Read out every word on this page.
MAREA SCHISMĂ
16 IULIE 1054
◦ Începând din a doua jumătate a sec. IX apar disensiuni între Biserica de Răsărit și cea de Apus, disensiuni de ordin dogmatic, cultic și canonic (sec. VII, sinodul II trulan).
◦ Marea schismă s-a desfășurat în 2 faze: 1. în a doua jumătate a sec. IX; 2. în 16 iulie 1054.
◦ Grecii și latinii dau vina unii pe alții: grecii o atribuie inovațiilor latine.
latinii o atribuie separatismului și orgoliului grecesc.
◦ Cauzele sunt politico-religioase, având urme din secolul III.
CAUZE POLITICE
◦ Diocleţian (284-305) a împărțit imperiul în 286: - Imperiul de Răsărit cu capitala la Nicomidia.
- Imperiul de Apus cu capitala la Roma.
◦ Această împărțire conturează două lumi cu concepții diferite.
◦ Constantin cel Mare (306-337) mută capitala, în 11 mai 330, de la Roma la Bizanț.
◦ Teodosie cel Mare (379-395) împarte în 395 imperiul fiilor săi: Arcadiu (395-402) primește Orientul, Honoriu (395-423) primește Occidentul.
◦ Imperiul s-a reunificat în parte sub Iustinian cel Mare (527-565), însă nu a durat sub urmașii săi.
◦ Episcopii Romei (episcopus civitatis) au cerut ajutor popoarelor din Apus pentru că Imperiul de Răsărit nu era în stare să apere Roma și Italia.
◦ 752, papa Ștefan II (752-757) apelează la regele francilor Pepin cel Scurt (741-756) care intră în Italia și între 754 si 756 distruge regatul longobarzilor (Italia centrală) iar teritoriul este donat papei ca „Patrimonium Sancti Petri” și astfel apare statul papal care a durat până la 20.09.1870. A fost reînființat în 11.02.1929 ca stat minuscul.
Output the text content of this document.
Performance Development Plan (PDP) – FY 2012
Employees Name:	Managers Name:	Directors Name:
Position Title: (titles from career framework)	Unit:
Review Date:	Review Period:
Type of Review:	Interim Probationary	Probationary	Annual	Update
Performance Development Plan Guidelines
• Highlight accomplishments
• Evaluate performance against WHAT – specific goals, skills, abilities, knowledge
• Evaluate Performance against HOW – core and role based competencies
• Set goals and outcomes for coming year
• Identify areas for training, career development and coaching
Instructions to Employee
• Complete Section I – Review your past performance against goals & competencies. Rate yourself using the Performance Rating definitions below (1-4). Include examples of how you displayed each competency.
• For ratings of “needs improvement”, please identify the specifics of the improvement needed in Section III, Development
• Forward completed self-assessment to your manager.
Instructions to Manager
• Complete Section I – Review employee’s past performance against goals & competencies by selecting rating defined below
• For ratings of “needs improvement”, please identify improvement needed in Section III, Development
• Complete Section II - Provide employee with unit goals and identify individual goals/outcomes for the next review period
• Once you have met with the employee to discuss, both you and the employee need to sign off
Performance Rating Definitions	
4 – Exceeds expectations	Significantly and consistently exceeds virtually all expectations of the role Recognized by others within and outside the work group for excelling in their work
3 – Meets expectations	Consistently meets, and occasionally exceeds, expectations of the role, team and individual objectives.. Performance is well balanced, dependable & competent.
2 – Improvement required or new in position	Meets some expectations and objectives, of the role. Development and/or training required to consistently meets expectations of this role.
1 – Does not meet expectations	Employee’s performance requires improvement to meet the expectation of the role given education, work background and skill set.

* * *

**What you are asked to do:** Select all lines in the listing that include the word "individual".

**Task result:**
• Complete Section II - Provide employee with unit goals and identify individual goals/outcomes for the next review period
3 – Meets expectations	Consistently meets, and occasionally exceeds, expectations of the role, team and individual objectives.. Performance is well balanced, dependable & competent.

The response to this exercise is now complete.